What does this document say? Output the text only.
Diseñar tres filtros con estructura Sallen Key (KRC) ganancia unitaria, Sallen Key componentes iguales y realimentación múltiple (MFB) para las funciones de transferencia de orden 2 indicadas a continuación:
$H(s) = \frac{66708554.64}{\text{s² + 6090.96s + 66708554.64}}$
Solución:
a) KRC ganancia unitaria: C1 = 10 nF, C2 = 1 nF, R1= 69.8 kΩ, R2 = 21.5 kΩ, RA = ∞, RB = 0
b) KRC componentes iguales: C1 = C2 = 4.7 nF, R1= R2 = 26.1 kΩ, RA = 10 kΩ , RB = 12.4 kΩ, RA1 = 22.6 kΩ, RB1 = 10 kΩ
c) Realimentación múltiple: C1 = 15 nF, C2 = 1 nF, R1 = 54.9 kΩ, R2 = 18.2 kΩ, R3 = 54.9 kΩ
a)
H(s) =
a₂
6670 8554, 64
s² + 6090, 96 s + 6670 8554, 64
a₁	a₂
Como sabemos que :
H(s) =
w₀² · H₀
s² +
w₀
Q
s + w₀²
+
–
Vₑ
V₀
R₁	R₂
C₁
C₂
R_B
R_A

**What you have to do**
Output the full listing exactly as it stands.

**Solution**
What does this document say? Output the text only.
Diseñar tres filtros con estructura Sallen Key (KRC) ganancia unitaria, Sallen Key componentes iguales y realimentación múltiple (MFB) para las funciones de transferencia de orden 2 indicadas a continuación:
$H(s) = \frac{66708554.64}{\text{s² + 6090.96s + 66708554.64}}$
Solución:
a) KRC ganancia unitaria: C1 = 10 nF, C2 = 1 nF, R1= 69.8 kΩ, R2 = 21.5 kΩ, RA = ∞, RB = 0
b) KRC componentes iguales: C1 = C2 = 4.7 nF, R1= R2 = 26.1 kΩ, RA = 10 kΩ , RB = 12.4 kΩ, RA1 = 22.6 kΩ, RB1 = 10 kΩ
c) Realimentación múltiple: C1 = 15 nF, C2 = 1 nF, R1 = 54.9 kΩ, R2 = 18.2 kΩ, R3 = 54.9 kΩ
a)
H(s) =
a₂
6670 8554, 64
s² + 6090, 96 s + 6670 8554, 64
a₁	a₂
Como sabemos que :
H(s) =
w₀² · H₀
s² +
w₀
Q
s + w₀²
+
–
Vₑ
V₀
R₁	R₂
C₁
C₂
R_B
R_A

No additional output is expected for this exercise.